◆ **WHAT YOU ARE ASKED TO DO**: Restate the entire listing word for word.

◆ **PROVIDED DATA**:
* * * * * * * * *
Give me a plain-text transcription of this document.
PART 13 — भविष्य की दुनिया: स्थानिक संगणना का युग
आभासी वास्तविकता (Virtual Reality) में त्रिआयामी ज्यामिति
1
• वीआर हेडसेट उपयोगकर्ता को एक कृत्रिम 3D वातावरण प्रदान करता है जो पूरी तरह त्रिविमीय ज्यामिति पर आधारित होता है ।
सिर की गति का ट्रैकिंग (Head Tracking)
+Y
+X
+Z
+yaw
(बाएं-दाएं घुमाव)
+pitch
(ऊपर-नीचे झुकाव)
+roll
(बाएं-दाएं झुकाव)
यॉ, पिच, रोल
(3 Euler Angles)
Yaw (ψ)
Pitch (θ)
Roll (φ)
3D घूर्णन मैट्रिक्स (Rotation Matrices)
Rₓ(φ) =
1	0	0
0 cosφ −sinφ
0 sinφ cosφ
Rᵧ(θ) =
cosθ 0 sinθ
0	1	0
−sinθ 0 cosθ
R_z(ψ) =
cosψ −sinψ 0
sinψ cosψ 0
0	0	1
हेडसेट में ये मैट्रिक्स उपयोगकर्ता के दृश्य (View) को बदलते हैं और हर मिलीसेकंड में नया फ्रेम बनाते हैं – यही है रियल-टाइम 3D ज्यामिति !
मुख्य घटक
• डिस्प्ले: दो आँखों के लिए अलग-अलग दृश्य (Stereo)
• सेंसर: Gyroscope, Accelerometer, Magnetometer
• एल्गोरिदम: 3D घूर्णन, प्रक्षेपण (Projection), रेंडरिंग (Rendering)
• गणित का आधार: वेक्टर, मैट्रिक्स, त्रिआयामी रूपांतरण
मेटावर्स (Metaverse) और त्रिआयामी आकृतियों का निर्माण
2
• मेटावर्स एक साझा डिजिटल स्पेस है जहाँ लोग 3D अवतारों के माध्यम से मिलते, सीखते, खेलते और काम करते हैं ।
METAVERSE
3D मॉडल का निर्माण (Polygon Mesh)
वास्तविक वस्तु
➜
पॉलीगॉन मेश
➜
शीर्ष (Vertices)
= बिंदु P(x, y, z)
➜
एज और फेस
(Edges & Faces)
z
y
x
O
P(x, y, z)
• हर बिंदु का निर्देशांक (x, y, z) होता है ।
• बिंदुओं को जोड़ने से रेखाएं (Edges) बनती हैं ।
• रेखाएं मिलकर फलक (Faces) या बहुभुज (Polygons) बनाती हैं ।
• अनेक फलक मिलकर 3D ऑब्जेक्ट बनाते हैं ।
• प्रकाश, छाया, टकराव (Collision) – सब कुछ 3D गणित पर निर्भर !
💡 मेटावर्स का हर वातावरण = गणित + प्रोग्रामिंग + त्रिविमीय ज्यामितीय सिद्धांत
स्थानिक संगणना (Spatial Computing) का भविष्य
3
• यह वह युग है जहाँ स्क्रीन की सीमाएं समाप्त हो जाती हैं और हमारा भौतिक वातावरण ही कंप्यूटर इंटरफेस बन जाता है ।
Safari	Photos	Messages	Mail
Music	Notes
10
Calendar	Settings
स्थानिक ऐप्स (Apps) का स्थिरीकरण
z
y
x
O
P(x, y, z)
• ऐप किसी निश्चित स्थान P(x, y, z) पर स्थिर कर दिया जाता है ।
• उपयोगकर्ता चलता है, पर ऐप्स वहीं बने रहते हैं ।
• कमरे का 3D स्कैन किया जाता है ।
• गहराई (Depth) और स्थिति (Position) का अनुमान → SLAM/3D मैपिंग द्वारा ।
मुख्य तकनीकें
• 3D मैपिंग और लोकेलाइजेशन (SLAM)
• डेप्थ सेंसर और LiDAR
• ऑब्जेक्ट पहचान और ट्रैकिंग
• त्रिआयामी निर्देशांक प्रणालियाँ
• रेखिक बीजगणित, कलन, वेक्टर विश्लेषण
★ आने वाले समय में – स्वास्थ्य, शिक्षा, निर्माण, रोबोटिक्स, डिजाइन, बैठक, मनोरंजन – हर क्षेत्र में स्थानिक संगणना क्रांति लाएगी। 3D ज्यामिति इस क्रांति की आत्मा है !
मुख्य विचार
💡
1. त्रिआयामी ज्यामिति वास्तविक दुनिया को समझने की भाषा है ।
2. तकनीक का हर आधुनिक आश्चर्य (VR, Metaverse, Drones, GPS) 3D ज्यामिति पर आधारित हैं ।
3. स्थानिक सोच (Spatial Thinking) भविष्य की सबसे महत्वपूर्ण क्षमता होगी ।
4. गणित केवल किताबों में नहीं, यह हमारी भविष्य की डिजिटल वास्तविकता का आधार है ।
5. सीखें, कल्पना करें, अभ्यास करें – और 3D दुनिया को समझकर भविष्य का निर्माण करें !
* * * * * * * * *
◆ **SOLVED EXERCISE**:
Give me a plain-text transcription of this document.
PART 13 — भविष्य की दुनिया: स्थानिक संगणना का युग
आभासी वास्तविकता (Virtual Reality) में त्रिआयामी ज्यामिति
1
• वीआर हेडसेट उपयोगकर्ता को एक कृत्रिम 3D वातावरण प्रदान करता है जो पूरी तरह त्रिविमीय ज्यामिति पर आधारित होता है ।
सिर की गति का ट्रैकिंग (Head Tracking)
+Y
+X
+Z
+yaw
(बाएं-दाएं घुमाव)
+pitch
(ऊपर-नीचे झुकाव)
+roll
(बाएं-दाएं झुकाव)
यॉ, पिच, रोल
(3 Euler Angles)
Yaw (ψ)
Pitch (θ)
Roll (φ)
3D घूर्णन मैट्रिक्स (Rotation Matrices)
Rₓ(φ) =
1	0	0
0 cosφ −sinφ
0 sinφ cosφ
Rᵧ(θ) =
cosθ 0 sinθ
0	1	0
−sinθ 0 cosθ
R_z(ψ) =
cosψ −sinψ 0
sinψ cosψ 0
0	0	1
हेडसेट में ये मैट्रिक्स उपयोगकर्ता के दृश्य (View) को बदलते हैं और हर मिलीसेकंड में नया फ्रेम बनाते हैं – यही है रियल-टाइम 3D ज्यामिति !
मुख्य घटक
• डिस्प्ले: दो आँखों के लिए अलग-अलग दृश्य (Stereo)
• सेंसर: Gyroscope, Accelerometer, Magnetometer
• एल्गोरिदम: 3D घूर्णन, प्रक्षेपण (Projection), रेंडरिंग (Rendering)
• गणित का आधार: वेक्टर, मैट्रिक्स, त्रिआयामी रूपांतरण
मेटावर्स (Metaverse) और त्रिआयामी आकृतियों का निर्माण
2
• मेटावर्स एक साझा डिजिटल स्पेस है जहाँ लोग 3D अवतारों के माध्यम से मिलते, सीखते, खेलते और काम करते हैं ।
METAVERSE
3D मॉडल का निर्माण (Polygon Mesh)
वास्तविक वस्तु
➜
पॉलीगॉन मेश
➜
शीर्ष (Vertices)
= बिंदु P(x, y, z)
➜
एज और फेस
(Edges & Faces)
z
y
x
O
P(x, y, z)
• हर बिंदु का निर्देशांक (x, y, z) होता है ।
• बिंदुओं को जोड़ने से रेखाएं (Edges) बनती हैं ।
• रेखाएं मिलकर फलक (Faces) या बहुभुज (Polygons) बनाती हैं ।
• अनेक फलक मिलकर 3D ऑब्जेक्ट बनाते हैं ।
• प्रकाश, छाया, टकराव (Collision) – सब कुछ 3D गणित पर निर्भर !
💡 मेटावर्स का हर वातावरण = गणित + प्रोग्रामिंग + त्रिविमीय ज्यामितीय सिद्धांत
स्थानिक संगणना (Spatial Computing) का भविष्य
3
• यह वह युग है जहाँ स्क्रीन की सीमाएं समाप्त हो जाती हैं और हमारा भौतिक वातावरण ही कंप्यूटर इंटरफेस बन जाता है ।
Safari	Photos	Messages	Mail
Music	Notes
10
Calendar	Settings
स्थानिक ऐप्स (Apps) का स्थिरीकरण
z
y
x
O
P(x, y, z)
• ऐप किसी निश्चित स्थान P(x, y, z) पर स्थिर कर दिया जाता है ।
• उपयोगकर्ता चलता है, पर ऐप्स वहीं बने रहते हैं ।
• कमरे का 3D स्कैन किया जाता है ।
• गहराई (Depth) और स्थिति (Position) का अनुमान → SLAM/3D मैपिंग द्वारा ।
मुख्य तकनीकें
• 3D मैपिंग और लोकेलाइजेशन (SLAM)
• डेप्थ सेंसर और LiDAR
• ऑब्जेक्ट पहचान और ट्रैकिंग
• त्रिआयामी निर्देशांक प्रणालियाँ
• रेखिक बीजगणित, कलन, वेक्टर विश्लेषण
★ आने वाले समय में – स्वास्थ्य, शिक्षा, निर्माण, रोबोटिक्स, डिजाइन, बैठक, मनोरंजन – हर क्षेत्र में स्थानिक संगणना क्रांति लाएगी। 3D ज्यामिति इस क्रांति की आत्मा है !
मुख्य विचार
💡
1. त्रिआयामी ज्यामिति वास्तविक दुनिया को समझने की भाषा है ।
2. तकनीक का हर आधुनिक आश्चर्य (VR, Metaverse, Drones, GPS) 3D ज्यामिति पर आधारित हैं ।
3. स्थानिक सोच (Spatial Thinking) भविष्य की सबसे महत्वपूर्ण क्षमता होगी ।
4. गणित केवल किताबों में नहीं, यह हमारी भविष्य की डिजिटल वास्तविकता का आधार है ।
5. सीखें, कल्पना करें, अभ्यास करें – और 3D दुनिया को समझकर भविष्य का निर्माण करें !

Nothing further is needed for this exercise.